THE INPUT:
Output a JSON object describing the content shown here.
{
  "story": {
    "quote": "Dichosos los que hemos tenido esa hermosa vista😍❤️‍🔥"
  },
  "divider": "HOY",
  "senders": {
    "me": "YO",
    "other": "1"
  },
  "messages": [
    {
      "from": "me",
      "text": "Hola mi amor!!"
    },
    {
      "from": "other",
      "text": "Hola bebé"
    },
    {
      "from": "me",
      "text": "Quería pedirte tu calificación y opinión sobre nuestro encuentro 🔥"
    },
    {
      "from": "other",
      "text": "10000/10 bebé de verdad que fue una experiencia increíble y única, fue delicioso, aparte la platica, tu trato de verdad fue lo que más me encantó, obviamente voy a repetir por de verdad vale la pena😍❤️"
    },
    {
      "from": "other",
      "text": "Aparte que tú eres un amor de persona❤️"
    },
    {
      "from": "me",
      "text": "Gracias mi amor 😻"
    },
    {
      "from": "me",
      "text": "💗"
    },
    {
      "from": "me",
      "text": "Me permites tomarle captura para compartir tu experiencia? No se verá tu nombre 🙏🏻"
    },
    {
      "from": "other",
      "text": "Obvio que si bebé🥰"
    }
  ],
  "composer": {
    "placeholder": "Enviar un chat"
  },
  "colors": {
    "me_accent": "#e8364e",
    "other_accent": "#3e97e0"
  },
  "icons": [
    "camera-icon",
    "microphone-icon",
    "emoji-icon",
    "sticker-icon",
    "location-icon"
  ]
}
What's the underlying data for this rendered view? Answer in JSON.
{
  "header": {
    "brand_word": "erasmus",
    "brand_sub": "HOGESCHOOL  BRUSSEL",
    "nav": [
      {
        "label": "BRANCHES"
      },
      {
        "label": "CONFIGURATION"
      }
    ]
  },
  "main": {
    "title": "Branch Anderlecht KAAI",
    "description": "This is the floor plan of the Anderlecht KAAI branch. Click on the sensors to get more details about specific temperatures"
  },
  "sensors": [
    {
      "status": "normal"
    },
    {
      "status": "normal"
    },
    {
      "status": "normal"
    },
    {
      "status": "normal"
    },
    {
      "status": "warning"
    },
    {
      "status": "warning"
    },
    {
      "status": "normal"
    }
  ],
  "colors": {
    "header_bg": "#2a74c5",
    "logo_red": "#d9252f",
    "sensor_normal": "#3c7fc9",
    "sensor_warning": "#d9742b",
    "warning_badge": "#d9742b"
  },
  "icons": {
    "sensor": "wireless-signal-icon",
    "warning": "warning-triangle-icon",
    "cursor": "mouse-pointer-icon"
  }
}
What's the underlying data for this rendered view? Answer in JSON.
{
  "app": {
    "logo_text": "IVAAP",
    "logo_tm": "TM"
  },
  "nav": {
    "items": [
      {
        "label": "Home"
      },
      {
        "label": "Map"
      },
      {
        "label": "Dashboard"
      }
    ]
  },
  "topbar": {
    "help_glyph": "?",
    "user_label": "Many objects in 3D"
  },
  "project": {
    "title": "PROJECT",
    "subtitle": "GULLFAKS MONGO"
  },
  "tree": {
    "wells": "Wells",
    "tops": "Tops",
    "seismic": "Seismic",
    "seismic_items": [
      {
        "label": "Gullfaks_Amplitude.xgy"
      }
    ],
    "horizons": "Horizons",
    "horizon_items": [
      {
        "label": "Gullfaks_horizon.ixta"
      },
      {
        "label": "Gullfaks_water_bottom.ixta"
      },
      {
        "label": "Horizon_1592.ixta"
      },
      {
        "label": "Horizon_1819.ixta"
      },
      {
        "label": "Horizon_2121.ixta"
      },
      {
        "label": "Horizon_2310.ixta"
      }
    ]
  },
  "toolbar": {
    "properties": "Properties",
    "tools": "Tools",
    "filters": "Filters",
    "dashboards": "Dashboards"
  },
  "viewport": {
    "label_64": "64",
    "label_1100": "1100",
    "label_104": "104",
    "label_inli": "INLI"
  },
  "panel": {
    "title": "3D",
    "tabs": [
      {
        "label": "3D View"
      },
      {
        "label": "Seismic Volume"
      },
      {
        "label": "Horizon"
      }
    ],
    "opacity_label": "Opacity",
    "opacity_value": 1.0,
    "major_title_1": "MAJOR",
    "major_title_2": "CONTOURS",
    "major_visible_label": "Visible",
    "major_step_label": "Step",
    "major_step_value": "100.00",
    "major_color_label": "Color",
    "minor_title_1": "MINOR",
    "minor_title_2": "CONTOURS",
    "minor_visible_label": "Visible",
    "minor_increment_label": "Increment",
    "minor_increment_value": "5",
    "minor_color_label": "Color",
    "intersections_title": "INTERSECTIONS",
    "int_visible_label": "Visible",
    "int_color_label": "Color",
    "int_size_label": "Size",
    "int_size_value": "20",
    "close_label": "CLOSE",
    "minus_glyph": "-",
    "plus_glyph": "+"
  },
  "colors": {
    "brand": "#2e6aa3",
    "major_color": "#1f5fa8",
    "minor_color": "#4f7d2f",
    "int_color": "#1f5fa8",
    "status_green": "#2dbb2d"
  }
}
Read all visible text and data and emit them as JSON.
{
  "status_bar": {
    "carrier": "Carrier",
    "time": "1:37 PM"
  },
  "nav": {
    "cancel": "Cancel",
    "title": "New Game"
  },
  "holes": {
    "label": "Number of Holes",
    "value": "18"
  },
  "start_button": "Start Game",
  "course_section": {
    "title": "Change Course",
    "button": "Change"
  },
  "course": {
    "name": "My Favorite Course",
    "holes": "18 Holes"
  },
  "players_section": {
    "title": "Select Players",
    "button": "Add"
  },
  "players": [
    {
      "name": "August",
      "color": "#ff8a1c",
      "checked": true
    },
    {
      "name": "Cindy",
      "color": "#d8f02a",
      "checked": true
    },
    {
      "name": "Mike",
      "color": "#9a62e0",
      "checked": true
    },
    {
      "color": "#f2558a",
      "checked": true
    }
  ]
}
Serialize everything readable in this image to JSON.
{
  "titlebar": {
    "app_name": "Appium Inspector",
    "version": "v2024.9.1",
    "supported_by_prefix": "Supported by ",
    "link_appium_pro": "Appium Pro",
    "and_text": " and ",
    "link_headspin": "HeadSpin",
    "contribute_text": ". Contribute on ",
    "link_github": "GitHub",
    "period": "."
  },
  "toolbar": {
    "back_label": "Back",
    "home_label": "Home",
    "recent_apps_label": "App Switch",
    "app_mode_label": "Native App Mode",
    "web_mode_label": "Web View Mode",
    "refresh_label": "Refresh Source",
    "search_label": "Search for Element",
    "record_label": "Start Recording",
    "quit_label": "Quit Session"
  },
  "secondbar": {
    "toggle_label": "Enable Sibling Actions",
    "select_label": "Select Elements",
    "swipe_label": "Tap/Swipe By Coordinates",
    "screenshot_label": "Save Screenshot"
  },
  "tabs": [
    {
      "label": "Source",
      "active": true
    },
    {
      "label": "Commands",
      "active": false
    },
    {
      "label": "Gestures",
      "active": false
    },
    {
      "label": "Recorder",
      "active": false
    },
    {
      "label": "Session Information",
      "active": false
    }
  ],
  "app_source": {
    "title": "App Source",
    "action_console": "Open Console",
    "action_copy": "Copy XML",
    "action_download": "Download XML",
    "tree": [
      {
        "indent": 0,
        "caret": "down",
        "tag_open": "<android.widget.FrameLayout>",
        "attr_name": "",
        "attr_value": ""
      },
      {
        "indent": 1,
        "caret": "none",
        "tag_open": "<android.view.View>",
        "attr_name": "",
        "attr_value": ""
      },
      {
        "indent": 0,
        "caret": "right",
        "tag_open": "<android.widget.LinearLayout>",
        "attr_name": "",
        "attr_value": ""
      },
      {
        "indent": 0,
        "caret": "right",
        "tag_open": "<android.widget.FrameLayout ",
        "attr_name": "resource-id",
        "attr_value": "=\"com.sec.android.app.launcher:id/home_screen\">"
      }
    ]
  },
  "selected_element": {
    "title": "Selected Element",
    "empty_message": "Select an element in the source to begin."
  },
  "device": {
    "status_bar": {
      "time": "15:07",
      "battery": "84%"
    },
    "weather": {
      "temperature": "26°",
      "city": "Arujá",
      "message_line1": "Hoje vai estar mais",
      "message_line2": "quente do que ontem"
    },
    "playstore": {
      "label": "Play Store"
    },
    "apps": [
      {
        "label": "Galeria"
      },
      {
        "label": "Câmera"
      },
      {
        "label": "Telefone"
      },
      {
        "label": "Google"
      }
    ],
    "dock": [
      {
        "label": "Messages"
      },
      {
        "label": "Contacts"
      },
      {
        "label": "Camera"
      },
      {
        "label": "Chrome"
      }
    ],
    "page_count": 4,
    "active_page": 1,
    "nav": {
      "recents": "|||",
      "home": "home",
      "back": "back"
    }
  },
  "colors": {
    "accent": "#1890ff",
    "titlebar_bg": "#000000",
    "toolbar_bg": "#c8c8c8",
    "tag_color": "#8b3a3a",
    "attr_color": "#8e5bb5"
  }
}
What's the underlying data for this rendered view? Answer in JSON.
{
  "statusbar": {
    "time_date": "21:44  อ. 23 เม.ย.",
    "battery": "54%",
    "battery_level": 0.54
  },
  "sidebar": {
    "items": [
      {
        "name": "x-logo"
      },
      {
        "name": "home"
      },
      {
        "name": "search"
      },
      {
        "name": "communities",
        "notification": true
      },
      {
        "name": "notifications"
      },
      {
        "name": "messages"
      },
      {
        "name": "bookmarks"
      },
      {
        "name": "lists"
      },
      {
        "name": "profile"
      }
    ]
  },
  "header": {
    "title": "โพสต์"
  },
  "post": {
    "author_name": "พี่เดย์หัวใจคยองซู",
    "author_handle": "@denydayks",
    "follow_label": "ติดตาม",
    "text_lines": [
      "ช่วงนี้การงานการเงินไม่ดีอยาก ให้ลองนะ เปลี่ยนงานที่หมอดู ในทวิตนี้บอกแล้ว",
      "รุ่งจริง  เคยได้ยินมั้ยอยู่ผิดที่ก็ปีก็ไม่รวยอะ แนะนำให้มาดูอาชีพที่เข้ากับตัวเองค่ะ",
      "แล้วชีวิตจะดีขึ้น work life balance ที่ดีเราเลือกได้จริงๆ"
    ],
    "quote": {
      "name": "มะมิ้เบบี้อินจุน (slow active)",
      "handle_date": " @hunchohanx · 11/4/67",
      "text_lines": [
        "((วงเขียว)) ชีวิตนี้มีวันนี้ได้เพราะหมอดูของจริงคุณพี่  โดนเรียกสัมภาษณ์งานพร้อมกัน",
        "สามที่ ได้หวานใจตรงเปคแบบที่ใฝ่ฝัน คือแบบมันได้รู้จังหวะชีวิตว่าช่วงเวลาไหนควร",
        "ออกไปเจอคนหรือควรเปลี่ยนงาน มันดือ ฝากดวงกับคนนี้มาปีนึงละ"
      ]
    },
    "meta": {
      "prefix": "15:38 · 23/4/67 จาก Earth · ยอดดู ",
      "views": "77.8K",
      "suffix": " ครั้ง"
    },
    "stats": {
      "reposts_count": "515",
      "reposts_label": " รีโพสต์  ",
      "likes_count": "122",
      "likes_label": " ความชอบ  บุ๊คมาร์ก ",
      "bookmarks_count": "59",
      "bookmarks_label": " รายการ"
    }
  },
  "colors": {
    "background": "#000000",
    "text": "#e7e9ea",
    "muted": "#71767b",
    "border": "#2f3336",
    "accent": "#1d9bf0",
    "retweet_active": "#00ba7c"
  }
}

SET TASK: Report how many lines of the records above contain the word "FrameLayout", giving only the number.

ANSWER FOR THE TASK: 2